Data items
* * *

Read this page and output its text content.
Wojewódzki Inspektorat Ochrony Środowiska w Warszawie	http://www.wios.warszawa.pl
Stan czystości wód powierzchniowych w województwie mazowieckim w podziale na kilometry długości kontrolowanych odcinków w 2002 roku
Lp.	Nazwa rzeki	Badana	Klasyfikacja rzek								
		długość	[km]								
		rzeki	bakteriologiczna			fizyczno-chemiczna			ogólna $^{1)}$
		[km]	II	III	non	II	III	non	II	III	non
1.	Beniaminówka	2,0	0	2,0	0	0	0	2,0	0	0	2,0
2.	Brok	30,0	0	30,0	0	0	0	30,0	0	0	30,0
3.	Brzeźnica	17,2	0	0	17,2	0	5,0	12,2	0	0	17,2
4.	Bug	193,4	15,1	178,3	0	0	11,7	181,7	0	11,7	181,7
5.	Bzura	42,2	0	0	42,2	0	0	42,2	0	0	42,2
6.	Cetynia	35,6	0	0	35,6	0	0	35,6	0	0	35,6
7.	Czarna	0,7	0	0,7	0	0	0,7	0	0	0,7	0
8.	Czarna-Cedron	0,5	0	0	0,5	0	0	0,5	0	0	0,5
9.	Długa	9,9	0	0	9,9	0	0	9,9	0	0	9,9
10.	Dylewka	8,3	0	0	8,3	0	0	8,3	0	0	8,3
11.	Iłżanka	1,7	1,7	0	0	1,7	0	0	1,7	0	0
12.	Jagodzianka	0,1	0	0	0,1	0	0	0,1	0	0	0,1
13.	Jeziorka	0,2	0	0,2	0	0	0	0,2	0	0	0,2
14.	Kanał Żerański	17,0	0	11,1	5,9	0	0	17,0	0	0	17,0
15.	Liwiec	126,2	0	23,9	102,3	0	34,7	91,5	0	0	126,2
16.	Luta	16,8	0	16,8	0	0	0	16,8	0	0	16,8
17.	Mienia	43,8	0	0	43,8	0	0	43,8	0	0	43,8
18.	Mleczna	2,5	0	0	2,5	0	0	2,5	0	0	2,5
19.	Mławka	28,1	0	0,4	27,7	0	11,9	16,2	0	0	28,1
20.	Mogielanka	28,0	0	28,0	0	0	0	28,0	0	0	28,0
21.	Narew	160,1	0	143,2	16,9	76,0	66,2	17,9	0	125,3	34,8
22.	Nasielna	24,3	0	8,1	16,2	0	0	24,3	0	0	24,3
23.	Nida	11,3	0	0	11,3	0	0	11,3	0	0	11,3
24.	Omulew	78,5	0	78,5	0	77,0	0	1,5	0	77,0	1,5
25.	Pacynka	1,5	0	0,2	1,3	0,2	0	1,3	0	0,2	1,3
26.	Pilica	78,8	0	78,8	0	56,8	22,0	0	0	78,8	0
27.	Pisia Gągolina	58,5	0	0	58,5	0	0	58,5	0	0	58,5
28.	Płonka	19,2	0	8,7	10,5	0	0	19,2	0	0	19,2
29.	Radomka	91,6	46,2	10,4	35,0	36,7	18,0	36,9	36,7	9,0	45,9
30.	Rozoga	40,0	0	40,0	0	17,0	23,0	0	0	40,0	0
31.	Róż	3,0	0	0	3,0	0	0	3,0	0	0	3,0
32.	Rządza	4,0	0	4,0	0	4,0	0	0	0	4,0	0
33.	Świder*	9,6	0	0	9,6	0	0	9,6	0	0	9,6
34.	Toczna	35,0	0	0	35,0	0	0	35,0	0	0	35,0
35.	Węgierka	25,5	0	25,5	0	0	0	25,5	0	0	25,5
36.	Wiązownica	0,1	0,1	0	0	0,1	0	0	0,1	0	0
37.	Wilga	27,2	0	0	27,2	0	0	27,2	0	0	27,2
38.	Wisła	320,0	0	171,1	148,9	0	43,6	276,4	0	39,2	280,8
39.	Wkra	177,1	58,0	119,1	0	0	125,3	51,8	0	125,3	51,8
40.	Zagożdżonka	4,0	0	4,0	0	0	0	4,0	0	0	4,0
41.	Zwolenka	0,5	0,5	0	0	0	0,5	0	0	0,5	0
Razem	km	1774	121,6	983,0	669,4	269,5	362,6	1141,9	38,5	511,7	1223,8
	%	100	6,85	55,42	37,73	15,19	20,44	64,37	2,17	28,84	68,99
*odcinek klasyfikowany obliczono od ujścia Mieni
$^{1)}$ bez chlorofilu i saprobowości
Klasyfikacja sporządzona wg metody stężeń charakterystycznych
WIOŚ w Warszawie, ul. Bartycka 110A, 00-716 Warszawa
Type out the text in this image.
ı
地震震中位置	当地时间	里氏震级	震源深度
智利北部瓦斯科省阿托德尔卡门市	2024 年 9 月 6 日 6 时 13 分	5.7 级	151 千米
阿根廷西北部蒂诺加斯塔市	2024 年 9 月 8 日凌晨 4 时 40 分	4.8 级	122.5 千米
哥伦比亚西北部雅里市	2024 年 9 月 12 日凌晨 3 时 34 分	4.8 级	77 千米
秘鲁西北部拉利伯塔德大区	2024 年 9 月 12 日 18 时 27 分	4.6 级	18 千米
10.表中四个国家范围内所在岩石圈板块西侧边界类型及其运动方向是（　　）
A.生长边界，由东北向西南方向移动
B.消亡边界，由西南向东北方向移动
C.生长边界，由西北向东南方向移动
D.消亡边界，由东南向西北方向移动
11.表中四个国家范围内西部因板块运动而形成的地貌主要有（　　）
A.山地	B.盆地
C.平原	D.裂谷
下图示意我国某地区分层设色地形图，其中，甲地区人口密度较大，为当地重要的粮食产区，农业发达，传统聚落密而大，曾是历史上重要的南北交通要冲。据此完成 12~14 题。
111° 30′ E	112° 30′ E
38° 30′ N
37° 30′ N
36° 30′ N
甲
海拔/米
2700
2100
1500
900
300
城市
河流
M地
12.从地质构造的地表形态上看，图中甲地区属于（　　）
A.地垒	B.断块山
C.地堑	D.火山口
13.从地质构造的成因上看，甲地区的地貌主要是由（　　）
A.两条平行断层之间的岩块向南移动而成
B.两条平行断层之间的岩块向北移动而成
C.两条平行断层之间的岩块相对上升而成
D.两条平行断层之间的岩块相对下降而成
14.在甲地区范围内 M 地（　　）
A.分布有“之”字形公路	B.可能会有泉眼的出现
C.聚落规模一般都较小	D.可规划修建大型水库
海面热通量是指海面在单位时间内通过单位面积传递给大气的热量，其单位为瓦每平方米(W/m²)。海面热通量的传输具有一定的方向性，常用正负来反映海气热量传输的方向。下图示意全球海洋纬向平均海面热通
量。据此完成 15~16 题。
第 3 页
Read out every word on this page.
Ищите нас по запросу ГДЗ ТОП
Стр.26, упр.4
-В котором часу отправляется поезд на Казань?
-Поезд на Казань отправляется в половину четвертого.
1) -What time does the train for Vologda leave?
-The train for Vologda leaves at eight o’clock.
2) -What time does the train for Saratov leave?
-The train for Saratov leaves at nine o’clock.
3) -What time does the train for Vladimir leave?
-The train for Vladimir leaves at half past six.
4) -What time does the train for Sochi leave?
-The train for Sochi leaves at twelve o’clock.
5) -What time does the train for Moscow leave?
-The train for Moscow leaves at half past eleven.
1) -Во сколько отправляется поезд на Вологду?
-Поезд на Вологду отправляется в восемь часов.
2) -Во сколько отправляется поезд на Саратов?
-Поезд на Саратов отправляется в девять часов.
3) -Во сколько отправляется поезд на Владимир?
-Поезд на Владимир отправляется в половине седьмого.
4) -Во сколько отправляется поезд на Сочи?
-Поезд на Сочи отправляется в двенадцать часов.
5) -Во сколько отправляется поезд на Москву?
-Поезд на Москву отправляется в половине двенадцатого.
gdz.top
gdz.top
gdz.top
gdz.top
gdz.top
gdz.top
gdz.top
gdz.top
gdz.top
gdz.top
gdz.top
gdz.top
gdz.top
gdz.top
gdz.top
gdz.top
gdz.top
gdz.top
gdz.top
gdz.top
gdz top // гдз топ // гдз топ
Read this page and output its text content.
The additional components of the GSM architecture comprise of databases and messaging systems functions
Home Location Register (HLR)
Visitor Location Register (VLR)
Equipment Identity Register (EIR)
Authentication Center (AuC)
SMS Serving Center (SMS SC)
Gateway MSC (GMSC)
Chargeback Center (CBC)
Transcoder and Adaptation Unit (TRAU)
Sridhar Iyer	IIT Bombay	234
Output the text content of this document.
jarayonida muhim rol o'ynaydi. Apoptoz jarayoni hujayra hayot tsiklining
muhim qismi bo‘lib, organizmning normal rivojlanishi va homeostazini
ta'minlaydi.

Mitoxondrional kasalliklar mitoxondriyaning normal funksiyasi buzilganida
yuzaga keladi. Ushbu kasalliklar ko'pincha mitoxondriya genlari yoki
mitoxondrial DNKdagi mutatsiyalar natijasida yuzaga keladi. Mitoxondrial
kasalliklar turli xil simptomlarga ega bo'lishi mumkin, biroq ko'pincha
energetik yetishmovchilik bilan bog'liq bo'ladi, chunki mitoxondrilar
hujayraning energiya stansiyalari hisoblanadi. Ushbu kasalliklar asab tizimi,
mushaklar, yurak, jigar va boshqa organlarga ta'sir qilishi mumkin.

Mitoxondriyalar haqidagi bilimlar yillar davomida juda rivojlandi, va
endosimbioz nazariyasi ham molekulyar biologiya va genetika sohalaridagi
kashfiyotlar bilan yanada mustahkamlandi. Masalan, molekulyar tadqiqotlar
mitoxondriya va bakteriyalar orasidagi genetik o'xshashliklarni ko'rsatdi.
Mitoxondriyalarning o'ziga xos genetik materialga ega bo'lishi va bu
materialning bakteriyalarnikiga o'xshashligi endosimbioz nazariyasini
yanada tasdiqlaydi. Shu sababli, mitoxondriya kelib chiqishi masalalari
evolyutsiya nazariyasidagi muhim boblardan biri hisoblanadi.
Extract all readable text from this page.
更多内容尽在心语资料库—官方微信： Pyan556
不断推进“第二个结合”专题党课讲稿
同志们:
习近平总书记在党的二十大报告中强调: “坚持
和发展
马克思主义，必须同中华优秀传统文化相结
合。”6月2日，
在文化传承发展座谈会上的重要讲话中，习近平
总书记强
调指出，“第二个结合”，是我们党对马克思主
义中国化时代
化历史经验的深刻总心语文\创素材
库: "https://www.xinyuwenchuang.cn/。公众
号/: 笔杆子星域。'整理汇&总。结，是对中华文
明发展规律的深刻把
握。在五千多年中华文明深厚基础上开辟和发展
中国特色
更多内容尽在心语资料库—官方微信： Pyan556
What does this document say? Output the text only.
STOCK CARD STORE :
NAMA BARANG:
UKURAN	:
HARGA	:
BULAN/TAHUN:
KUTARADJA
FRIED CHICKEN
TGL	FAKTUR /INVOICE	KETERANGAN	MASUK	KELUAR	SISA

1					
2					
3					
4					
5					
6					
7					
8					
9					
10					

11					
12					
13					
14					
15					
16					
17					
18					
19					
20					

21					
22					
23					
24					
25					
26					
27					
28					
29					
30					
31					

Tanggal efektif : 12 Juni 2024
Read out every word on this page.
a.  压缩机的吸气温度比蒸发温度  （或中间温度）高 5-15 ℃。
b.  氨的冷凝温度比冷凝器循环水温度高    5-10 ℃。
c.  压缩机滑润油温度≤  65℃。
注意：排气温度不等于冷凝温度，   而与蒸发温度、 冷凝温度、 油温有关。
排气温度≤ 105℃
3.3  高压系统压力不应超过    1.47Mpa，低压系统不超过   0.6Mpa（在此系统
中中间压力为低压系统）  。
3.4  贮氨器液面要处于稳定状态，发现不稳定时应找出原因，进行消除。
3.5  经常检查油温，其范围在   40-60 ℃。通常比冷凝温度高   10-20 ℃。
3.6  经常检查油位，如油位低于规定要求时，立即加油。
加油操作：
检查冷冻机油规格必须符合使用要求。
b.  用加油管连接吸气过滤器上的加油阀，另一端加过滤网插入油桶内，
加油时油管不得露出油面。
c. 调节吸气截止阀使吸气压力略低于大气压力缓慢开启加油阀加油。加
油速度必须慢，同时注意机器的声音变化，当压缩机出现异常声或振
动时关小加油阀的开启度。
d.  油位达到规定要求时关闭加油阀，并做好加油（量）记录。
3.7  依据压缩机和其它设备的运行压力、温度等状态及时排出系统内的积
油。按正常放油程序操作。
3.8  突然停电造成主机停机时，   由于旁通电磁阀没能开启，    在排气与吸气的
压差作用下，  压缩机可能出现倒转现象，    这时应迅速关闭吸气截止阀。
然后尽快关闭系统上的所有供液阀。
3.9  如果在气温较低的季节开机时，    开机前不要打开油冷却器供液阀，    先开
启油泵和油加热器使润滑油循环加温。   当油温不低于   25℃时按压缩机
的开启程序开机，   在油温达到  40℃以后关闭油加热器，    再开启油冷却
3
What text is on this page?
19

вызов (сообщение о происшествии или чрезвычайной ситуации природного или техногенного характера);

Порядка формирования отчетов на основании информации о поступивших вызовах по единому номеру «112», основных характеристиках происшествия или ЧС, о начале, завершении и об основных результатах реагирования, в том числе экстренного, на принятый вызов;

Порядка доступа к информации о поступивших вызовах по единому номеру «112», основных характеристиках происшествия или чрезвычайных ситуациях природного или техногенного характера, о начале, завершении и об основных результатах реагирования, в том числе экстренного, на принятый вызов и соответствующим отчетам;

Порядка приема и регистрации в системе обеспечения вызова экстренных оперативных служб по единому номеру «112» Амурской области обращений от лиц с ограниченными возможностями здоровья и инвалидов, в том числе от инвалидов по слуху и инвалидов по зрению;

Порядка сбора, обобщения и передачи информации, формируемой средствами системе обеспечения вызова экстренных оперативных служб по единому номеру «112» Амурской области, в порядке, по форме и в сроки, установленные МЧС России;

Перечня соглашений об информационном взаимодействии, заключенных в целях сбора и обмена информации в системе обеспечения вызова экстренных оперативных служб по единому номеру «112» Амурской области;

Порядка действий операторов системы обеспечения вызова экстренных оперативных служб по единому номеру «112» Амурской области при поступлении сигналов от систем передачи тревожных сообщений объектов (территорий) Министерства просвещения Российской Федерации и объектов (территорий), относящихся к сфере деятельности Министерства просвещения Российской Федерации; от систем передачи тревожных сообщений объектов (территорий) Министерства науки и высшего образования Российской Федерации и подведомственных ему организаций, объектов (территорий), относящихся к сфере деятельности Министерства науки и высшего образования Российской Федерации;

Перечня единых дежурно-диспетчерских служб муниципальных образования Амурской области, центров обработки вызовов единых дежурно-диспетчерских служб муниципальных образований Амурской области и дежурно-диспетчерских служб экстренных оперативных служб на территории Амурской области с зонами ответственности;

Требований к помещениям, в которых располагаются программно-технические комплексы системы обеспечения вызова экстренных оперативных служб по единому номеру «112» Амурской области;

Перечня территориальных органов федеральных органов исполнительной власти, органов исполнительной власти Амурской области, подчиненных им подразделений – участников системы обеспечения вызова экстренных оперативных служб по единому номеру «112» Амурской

* * *

**TASK REQUIREMENTS**
Looking at the material above, count the lines that hold "часов" and give the total alone.

**FULL SOLUTION**
3